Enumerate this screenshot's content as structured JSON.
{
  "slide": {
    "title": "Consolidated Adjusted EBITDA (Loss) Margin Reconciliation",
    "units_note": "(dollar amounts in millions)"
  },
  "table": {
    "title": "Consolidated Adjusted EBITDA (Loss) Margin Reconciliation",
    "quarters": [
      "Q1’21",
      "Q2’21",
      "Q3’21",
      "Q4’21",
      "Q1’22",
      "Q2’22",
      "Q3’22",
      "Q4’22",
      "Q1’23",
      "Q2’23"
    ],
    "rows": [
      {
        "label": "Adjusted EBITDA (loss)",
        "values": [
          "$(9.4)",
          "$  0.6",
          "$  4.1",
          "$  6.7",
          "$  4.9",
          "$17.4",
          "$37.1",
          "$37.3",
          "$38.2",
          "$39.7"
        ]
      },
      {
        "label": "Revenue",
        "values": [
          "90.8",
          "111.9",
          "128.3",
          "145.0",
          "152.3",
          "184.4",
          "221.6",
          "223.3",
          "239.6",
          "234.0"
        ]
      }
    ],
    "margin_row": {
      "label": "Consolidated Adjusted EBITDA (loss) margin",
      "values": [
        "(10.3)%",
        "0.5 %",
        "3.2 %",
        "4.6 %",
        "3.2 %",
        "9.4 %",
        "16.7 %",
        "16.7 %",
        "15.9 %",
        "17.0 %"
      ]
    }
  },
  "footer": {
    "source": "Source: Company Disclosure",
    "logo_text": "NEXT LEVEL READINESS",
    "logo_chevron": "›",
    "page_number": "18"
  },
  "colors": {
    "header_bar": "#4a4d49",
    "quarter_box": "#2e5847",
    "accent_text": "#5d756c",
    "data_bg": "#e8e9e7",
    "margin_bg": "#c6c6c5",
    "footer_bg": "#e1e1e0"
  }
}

....

→ INSTRUCTION
Quote every record above exactly.

→ PROBLEM SOLUTION
Enumerate this screenshot's content as structured JSON.
{
  "slide": {
    "title": "Consolidated Adjusted EBITDA (Loss) Margin Reconciliation",
    "units_note": "(dollar amounts in millions)"
  },
  "table": {
    "title": "Consolidated Adjusted EBITDA (Loss) Margin Reconciliation",
    "quarters": [
      "Q1’21",
      "Q2’21",
      "Q3’21",
      "Q4’21",
      "Q1’22",
      "Q2’22",
      "Q3’22",
      "Q4’22",
      "Q1’23",
      "Q2’23"
    ],
    "rows": [
      {
        "label": "Adjusted EBITDA (loss)",
        "values": [
          "$(9.4)",
          "$  0.6",
          "$  4.1",
          "$  6.7",
          "$  4.9",
          "$17.4",
          "$37.1",
          "$37.3",
          "$38.2",
          "$39.7"
        ]
      },
      {
        "label": "Revenue",
        "values": [
          "90.8",
          "111.9",
          "128.3",
          "145.0",
          "152.3",
          "184.4",
          "221.6",
          "223.3",
          "239.6",
          "234.0"
        ]
      }
    ],
    "margin_row": {
      "label": "Consolidated Adjusted EBITDA (loss) margin",
      "values": [
        "(10.3)%",
        "0.5 %",
        "3.2 %",
        "4.6 %",
        "3.2 %",
        "9.4 %",
        "16.7 %",
        "16.7 %",
        "15.9 %",
        "17.0 %"
      ]
    }
  },
  "footer": {
    "source": "Source: Company Disclosure",
    "logo_text": "NEXT LEVEL READINESS",
    "logo_chevron": "›",
    "page_number": "18"
  },
  "colors": {
    "header_bar": "#4a4d49",
    "quarter_box": "#2e5847",
    "accent_text": "#5d756c",
    "data_bg": "#e8e9e7",
    "margin_bg": "#c6c6c5",
    "footer_bg": "#e1e1e0"
  }
}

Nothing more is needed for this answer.